SET PROBLEM — Wherever a line in the data below holds "Петръ", copy that line.

RECORDS FOR THIS TASK —
::::::::::

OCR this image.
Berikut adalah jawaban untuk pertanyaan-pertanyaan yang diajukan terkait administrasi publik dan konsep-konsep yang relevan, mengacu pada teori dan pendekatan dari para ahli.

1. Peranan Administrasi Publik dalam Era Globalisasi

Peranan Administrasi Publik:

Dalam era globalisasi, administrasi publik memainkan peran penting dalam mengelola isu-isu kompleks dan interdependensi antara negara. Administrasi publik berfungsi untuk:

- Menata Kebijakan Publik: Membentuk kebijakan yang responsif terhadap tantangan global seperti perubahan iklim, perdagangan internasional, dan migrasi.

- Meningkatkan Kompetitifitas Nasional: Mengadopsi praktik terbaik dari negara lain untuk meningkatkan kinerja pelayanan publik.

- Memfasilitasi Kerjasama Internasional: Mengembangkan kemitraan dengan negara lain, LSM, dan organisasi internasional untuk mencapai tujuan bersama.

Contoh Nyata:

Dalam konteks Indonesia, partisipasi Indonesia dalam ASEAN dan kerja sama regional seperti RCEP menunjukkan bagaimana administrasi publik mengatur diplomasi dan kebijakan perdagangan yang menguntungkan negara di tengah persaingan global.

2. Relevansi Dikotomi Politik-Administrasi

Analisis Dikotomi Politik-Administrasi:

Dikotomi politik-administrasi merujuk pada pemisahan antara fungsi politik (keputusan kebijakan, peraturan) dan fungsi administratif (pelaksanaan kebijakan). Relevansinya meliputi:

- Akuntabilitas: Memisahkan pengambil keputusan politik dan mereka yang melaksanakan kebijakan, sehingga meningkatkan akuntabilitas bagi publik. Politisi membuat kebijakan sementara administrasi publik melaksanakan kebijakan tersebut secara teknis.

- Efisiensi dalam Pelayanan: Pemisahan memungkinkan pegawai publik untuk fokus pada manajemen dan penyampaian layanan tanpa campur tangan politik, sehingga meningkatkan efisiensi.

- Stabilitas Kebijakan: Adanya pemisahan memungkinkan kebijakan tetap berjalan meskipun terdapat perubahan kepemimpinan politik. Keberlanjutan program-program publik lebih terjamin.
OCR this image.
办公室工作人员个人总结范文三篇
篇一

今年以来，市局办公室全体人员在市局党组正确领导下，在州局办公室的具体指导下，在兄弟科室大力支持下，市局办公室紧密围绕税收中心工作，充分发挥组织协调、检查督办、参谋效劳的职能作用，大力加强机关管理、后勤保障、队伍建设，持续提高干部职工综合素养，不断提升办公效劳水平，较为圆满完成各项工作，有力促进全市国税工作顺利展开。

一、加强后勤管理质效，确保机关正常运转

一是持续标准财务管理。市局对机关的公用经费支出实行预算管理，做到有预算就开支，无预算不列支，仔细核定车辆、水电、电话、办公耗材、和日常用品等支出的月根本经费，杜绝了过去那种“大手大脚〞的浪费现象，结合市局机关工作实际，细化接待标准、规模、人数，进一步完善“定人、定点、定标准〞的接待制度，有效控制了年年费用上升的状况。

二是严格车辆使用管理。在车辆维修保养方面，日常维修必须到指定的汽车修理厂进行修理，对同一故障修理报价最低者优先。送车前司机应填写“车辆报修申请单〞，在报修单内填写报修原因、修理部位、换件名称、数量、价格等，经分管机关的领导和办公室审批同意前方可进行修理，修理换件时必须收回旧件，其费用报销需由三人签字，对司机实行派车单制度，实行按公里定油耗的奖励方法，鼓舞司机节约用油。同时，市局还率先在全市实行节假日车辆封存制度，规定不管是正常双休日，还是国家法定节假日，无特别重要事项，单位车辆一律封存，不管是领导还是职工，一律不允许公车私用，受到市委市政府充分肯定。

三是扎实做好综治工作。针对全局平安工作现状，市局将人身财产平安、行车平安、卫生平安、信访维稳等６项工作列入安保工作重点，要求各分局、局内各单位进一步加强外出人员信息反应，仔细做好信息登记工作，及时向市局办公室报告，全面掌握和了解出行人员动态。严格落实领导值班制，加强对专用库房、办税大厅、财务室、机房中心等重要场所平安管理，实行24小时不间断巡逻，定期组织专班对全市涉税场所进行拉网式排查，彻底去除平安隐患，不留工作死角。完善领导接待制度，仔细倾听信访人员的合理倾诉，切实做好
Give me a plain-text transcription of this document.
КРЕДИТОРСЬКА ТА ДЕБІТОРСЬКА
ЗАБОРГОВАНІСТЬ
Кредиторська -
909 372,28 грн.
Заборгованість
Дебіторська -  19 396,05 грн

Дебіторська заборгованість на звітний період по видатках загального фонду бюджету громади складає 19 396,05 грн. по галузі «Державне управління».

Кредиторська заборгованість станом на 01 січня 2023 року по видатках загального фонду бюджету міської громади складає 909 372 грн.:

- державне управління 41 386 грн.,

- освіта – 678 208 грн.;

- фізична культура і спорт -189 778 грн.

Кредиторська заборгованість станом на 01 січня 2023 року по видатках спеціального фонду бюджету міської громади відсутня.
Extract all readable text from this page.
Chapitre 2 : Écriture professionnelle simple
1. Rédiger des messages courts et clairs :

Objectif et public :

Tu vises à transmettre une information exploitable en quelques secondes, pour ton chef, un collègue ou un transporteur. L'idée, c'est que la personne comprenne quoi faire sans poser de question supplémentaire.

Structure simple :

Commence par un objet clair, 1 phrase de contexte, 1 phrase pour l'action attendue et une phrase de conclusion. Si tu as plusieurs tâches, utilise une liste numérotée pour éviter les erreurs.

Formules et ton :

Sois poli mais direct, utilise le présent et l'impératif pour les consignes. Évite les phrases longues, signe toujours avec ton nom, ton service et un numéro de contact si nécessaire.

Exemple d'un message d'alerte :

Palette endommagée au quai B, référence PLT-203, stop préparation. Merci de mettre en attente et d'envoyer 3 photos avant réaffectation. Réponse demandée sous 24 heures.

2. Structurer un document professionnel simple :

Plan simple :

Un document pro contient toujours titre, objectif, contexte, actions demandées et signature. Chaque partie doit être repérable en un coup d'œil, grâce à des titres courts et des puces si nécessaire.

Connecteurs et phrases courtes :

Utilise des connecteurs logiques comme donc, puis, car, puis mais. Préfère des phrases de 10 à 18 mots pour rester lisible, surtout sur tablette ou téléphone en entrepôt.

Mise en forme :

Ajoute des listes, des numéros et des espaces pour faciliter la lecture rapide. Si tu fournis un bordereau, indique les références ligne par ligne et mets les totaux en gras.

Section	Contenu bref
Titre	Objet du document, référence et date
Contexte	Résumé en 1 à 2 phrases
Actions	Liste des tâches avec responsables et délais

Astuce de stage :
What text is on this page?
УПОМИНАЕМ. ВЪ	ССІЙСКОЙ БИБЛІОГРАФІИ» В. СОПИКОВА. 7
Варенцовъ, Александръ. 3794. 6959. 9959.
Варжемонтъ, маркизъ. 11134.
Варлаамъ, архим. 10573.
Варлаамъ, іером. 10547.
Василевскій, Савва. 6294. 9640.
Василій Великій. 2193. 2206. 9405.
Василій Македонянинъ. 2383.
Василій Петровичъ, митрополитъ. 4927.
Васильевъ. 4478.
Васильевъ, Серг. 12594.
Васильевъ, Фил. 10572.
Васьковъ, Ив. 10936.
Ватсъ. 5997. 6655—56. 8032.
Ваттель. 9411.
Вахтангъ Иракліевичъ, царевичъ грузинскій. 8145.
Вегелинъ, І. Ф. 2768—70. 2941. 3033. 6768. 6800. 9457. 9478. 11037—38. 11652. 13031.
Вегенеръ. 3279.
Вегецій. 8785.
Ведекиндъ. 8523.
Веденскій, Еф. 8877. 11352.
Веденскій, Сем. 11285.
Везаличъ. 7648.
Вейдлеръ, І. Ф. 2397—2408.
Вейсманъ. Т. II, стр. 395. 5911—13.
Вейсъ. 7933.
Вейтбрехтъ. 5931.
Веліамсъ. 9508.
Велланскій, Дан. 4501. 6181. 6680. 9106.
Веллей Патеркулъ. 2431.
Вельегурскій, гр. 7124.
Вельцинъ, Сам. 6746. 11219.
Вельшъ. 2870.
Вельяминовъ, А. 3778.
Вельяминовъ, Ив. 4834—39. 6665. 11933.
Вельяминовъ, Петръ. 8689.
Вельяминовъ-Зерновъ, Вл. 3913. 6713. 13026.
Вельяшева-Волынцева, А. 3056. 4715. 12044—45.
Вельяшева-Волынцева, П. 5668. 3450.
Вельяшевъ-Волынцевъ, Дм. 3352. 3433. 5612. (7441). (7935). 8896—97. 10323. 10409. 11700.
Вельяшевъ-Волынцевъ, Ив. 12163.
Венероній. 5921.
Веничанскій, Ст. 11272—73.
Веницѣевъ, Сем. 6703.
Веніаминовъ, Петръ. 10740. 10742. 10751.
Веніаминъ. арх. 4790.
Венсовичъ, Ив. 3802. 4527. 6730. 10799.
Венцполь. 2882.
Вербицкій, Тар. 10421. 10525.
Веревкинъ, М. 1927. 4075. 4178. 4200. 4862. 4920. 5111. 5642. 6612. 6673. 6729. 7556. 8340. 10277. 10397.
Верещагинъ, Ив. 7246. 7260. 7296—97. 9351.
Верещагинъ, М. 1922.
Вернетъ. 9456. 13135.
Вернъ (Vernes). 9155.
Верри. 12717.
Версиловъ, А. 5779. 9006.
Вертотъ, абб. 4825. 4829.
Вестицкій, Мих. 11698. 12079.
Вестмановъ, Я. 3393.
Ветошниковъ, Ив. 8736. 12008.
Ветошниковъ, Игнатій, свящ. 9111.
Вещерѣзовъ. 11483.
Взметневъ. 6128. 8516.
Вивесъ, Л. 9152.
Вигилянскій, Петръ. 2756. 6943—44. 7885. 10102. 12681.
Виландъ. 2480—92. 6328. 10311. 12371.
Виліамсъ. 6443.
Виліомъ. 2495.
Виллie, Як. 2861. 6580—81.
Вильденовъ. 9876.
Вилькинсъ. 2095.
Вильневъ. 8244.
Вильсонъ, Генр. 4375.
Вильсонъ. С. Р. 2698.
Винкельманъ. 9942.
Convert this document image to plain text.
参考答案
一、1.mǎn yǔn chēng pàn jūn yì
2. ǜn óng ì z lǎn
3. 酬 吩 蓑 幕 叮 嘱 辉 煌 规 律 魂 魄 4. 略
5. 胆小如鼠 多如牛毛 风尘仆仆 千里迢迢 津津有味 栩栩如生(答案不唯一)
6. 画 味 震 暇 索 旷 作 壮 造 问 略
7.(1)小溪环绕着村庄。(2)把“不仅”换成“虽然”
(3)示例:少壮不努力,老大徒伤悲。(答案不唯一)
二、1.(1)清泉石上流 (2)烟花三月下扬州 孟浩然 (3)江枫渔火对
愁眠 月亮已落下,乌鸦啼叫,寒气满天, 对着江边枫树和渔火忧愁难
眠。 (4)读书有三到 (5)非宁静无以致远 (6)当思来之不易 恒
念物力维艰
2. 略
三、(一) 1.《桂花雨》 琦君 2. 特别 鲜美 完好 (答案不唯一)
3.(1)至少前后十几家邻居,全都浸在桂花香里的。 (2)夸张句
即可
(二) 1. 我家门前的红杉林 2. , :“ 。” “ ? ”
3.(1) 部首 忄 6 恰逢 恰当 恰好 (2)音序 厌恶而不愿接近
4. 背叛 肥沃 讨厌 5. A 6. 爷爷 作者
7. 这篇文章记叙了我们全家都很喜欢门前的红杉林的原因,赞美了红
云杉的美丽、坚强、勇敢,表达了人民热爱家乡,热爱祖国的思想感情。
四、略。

::::::::::

PROBLEM SOLUTION —
Вельяминовъ, Петръ. 8689.
Веніаминовъ, Петръ. 10740. 10742. 10751.
Вигилянскій, Петръ. 2756. 6943—44. 7885. 10102. 12681.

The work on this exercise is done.